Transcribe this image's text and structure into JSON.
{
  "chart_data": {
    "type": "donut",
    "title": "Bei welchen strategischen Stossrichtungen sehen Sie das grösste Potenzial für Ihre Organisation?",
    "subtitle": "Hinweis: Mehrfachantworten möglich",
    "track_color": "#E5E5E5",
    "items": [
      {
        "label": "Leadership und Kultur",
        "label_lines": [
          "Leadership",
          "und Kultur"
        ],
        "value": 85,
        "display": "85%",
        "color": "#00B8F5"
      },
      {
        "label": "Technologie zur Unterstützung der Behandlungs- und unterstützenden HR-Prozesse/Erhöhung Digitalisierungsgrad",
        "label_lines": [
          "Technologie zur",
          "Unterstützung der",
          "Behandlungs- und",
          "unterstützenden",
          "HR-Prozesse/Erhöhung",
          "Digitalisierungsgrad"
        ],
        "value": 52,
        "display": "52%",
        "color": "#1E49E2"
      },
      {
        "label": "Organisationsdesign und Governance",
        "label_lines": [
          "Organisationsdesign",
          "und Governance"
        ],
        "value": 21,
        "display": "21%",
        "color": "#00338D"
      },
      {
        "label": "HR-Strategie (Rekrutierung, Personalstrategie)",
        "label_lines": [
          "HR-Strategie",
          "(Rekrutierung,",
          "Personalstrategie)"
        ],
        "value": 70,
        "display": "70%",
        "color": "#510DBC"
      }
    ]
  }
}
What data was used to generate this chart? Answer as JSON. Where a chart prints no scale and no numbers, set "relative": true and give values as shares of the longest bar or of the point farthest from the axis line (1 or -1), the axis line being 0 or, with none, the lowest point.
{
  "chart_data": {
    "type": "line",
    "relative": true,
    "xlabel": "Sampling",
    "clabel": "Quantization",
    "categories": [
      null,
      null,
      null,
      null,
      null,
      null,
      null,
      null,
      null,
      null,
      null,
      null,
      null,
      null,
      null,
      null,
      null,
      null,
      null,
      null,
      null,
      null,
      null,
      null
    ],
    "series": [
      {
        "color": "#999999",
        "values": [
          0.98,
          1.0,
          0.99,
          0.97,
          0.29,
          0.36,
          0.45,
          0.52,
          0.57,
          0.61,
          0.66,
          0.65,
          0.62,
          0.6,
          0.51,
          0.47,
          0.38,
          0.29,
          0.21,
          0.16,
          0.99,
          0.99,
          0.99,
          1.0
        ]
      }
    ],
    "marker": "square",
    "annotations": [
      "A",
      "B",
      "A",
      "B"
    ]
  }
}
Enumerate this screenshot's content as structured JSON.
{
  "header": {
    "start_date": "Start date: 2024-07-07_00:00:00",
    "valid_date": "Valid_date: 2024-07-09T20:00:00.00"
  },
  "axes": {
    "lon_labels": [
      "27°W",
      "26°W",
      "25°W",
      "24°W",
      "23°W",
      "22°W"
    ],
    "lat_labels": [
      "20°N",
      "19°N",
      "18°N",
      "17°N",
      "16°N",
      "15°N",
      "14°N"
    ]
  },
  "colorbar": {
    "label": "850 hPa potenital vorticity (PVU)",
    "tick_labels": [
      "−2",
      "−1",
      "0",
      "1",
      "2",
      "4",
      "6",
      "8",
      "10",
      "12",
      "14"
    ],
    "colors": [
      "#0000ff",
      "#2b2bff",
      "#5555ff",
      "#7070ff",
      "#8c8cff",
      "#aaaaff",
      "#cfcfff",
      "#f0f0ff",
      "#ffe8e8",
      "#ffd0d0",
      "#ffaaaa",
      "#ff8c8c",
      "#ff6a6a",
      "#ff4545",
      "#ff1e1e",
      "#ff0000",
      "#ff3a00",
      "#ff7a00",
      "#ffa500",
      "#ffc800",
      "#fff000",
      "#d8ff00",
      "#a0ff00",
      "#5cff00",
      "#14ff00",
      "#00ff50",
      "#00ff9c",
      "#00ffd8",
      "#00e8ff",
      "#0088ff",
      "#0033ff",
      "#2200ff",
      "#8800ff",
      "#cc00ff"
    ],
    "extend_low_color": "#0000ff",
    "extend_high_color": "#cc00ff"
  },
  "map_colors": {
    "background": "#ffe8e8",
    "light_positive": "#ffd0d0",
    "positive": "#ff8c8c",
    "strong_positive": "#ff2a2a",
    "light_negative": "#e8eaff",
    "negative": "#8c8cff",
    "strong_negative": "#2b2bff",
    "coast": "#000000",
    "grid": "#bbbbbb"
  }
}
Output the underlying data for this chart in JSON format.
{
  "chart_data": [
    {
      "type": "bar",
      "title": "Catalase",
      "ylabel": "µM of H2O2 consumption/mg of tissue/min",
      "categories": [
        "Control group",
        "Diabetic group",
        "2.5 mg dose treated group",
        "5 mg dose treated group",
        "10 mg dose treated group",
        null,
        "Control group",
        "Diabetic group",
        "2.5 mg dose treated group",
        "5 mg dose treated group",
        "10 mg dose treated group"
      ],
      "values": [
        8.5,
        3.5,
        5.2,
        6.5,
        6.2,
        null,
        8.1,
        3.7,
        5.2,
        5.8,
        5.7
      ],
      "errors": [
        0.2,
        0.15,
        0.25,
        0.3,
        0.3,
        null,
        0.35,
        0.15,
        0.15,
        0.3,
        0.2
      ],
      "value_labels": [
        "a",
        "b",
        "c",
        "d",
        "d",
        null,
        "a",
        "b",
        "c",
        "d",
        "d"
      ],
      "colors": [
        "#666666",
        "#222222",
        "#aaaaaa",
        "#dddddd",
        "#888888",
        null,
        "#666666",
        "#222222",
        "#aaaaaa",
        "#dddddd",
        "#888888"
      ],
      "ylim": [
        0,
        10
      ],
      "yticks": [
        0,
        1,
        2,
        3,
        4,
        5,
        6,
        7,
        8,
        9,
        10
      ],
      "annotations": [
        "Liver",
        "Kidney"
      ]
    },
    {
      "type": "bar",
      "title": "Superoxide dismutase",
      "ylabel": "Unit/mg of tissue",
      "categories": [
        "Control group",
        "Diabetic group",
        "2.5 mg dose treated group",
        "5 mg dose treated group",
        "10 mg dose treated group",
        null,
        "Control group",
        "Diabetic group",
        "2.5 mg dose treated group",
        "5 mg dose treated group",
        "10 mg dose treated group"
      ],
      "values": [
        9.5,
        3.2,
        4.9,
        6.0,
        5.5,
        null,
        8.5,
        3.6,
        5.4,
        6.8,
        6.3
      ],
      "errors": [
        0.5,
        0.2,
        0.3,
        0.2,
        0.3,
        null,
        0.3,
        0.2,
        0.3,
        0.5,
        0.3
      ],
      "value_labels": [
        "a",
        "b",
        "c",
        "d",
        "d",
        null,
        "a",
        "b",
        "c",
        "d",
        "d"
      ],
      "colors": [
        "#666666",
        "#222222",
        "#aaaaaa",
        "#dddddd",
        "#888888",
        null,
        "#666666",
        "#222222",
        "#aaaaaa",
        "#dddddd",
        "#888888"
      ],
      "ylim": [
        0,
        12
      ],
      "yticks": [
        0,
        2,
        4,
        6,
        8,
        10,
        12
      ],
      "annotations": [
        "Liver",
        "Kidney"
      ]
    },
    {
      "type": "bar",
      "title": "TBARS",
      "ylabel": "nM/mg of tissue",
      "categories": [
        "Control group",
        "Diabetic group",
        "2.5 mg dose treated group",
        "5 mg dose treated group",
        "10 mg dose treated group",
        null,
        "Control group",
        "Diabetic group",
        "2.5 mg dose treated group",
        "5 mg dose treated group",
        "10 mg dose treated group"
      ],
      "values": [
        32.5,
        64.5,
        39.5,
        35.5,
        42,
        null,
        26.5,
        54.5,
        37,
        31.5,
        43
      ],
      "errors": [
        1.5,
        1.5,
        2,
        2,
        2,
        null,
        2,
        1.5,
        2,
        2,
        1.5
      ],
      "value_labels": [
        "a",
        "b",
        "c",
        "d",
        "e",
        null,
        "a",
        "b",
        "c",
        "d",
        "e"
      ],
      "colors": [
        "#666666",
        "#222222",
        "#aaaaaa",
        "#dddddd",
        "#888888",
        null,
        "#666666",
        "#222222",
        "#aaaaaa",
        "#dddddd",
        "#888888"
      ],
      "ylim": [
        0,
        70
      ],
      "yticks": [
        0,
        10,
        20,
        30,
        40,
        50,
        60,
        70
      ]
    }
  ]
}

WORK TO BE COMPLETED: Pick out all the lines with the word "Organisationsdesign" in them and copy them.

RESPONSE TO THE TASK:
        "label": "Organisationsdesign und Governance",
          "Organisationsdesign",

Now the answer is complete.